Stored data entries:
○ ○ ○ ○ ○

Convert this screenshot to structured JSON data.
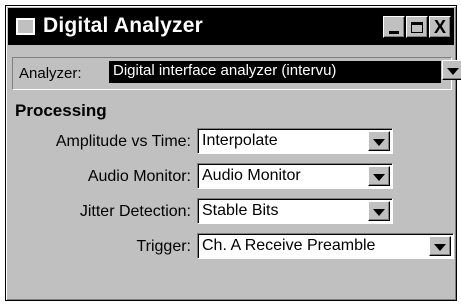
{
  "window": {
    "title": "Digital Analyzer",
    "minimize_glyph": "_",
    "maximize_glyph": "□",
    "close_glyph": "X"
  },
  "analyzer": {
    "label": "Analyzer:",
    "selected": "Digital interface analyzer (intervu)"
  },
  "processing": {
    "title": "Processing",
    "params": [
      {
        "label": "Amplitude vs Time:",
        "value": "Interpolate"
      },
      {
        "label": "Audio Monitor:",
        "value": "Audio Monitor"
      },
      {
        "label": "Jitter Detection:",
        "value": "Stable Bits"
      },
      {
        "label": "Trigger:",
        "value": "Ch. A Receive Preamble"
      }
    ]
  }
}
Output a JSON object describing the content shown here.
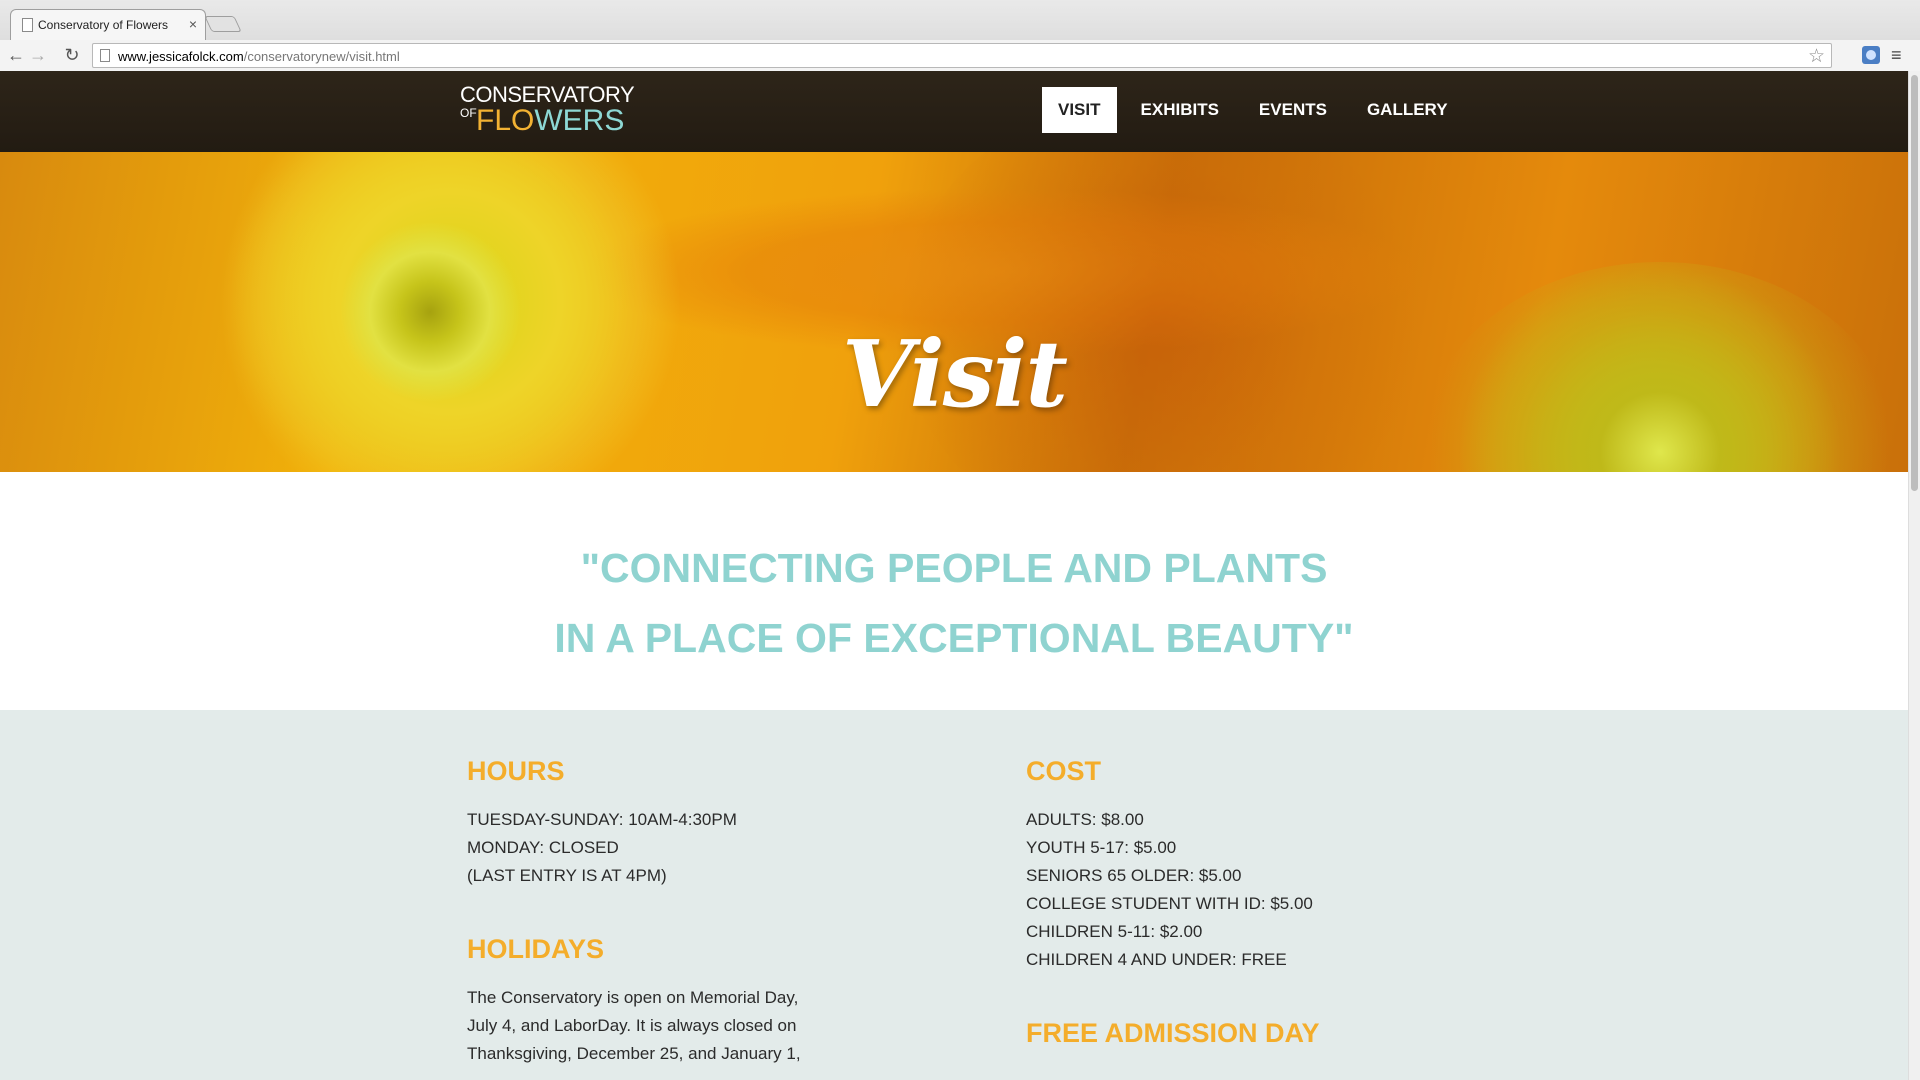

○ ○ ○ ○ ○

= WORK TO COMPLETE =
Pictures are to be left out; all else in the entries above is to be quoted exactly.

= TASK RESULT =
Convert this screenshot to structured JSON data.
{
  "window": {
    "title": "Digital Analyzer",
    "minimize_glyph": "_",
    "maximize_glyph": "□",
    "close_glyph": "X"
  },
  "analyzer": {
    "label": "Analyzer:",
    "selected": "Digital interface analyzer (intervu)"
  },
  "processing": {
    "title": "Processing",
    "params": [
      {
        "label": "Amplitude vs Time:",
        "value": "Interpolate"
      },
      {
        "label": "Audio Monitor:",
        "value": "Audio Monitor"
      },
      {
        "label": "Jitter Detection:",
        "value": "Stable Bits"
      },
      {
        "label": "Trigger:",
        "value": "Ch. A Receive Preamble"
      }
    ]
  }
}
Output a JSON object describing the content shown here.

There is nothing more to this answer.